Once the site of an enormous eruption, Nea Kameni by Santorini offers diving in a clear caldera washed by the sea. As well as having volcanic sea caves and beautiful lava formations, there is even a wreck to dive inside the volcano. Divers from around the world go Santorini diving to experience these unique dive sites and to enjoy Santorini’s year-round clear waters.
6. Sporades Islands
If you’re travelling with non-divers, the Sporades Islands are a great choice. Made up of 24 islands in the northwest Aegean Sea, the Sporades have excellent snorkelling off the coast of every island. Alonnisos and Skyros are the best islands for diving.
Alonnisos hosts a beautiful marine park with one of the best-preserved ecosystems in the Mediterranean. The waters are gin-clear and calm there, making it ideal for new divers. There are great wrecks to explore as well, plus dolphins and rare Mediterranean monk seals. Skyros is more remote than Alonnisos and has many caverns and caves that advanced divers will enjoy.
7. Ionian Islands
If you love sea turtles, the Ionian Islands are a must. Lying just off Zakynthos, the uninhabited island of Marathonisi is a nesting site for loggerhead turtles, which you can see when swimming there. You can also spot nesting loggerheads at Kefalonia’s beaches from late May to August.
As well as sea turtles galore, the Ionian Islands have thriving Mediterranean reefs and rocky landscapes dotted with dive sites. There are many WWII wrecks, including the HMS Regulus off Corfu and the HMS Perseus off Kefalonia. Once a WWII British submarine, the Perseus now sits at over 50 meters deep and is a vibrant artificial reef loved by tec divers.
Diving in Corfu, the largest of the Ionian Islands, offers a remote dive experience with azure blue seas and numerous dive sites for every experience level. This popular destination has underwater caves, thrilling walls, swim-throughs and limestone reefs. Above water, Corfu is also home to the famous Corfu Trail; a spectacular walk that is over 100 miles long.
8. North Aegean Islands
Sitting in the north Aegean Sea and closer to the Turkish mainland than to Greece, the North Aegean Islands offer untapped diving potential for those who like to leave the beaten path behind.
There is a variety of dive sites to those from among the North Aegean Islands, but the real highlight is wall diving there. Chios has some of the best and most dramatic wall dives in Greece, including the Great Wall; a vast wall that is swathed in vibrant corals.

● **PROMPT**:
In the text on diving in the Greek islands, which two islands of the Sporades are named as the best for diving? The items that come after this text have no connection to it.

● **DATASET EXTRACT**:
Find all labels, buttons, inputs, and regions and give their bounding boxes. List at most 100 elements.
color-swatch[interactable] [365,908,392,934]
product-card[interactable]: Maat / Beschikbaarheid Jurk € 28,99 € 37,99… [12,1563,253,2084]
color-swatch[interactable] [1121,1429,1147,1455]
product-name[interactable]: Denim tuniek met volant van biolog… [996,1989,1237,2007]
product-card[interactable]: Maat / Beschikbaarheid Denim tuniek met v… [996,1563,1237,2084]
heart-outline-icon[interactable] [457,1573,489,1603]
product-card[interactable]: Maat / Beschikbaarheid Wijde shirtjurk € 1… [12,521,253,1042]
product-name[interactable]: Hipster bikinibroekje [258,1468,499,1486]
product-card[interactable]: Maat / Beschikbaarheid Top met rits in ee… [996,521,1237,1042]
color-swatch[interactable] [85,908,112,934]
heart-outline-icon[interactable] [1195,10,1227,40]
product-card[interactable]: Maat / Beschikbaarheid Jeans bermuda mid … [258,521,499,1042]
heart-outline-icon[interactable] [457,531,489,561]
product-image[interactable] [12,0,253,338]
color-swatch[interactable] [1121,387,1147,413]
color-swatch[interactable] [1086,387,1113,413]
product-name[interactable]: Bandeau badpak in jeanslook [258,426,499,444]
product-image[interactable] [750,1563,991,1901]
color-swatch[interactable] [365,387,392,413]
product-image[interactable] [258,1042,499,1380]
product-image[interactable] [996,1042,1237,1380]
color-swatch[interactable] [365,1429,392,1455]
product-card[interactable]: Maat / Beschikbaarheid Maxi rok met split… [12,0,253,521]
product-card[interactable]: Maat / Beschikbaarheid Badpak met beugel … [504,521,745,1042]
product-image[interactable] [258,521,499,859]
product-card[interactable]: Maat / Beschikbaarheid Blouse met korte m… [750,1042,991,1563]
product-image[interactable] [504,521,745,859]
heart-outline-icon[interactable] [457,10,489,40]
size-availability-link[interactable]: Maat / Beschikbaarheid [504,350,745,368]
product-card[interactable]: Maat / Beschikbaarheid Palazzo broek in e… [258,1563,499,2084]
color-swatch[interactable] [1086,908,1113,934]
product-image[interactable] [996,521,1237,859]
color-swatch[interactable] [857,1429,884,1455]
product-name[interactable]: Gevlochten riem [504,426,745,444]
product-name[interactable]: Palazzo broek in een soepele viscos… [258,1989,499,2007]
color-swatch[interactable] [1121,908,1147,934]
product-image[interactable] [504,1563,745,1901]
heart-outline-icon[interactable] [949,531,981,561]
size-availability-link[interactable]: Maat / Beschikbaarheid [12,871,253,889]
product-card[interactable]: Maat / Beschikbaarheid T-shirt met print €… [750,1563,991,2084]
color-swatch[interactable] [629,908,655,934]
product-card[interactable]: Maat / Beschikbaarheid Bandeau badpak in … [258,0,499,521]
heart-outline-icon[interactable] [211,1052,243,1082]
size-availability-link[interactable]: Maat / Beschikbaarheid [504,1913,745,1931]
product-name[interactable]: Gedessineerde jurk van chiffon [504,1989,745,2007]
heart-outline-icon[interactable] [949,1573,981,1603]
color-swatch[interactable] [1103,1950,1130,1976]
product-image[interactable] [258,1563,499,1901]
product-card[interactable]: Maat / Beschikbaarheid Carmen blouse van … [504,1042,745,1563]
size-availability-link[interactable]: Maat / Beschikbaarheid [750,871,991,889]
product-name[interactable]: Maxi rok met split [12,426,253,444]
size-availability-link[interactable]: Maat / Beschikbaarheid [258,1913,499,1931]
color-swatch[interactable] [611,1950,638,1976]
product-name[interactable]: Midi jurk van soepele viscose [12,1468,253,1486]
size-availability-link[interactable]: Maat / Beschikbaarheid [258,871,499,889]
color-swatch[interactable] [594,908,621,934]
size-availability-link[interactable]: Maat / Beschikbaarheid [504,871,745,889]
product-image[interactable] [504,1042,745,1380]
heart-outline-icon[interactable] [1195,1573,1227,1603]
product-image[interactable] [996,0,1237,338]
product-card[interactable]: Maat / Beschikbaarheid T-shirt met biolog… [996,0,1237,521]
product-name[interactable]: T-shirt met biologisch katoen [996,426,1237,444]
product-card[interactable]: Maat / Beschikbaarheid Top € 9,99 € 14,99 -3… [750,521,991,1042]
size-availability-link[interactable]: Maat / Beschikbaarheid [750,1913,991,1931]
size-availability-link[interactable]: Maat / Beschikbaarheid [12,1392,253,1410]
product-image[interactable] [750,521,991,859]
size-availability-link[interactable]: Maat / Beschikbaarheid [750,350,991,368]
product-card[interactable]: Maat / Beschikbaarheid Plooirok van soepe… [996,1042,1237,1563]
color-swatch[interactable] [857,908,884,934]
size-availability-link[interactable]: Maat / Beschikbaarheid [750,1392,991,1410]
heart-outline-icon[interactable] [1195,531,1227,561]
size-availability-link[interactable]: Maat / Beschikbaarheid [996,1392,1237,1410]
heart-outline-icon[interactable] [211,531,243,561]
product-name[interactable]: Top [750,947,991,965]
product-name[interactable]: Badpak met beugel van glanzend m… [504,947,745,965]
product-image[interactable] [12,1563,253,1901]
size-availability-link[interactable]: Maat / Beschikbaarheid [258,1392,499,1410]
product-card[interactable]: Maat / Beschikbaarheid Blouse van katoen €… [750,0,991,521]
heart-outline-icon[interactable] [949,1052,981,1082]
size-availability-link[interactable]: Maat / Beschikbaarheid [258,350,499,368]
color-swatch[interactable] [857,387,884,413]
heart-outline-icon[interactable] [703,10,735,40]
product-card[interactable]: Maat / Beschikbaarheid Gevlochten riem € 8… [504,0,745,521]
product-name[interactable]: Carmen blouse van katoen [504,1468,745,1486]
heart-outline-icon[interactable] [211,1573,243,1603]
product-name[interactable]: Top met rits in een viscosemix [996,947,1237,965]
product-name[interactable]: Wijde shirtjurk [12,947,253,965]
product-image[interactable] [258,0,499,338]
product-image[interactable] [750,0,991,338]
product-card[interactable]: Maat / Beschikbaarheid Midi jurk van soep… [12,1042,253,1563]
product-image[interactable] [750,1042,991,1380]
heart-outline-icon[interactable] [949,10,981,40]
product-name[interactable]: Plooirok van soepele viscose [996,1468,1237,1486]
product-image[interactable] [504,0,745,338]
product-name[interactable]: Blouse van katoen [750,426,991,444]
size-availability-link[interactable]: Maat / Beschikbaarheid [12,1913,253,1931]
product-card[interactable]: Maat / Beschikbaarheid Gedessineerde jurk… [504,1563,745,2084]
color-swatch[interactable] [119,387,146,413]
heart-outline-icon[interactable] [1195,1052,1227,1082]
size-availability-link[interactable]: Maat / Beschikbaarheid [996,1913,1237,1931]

● **SOLUTION TO THE PROBLEM**:
Alonnisos and Skyros.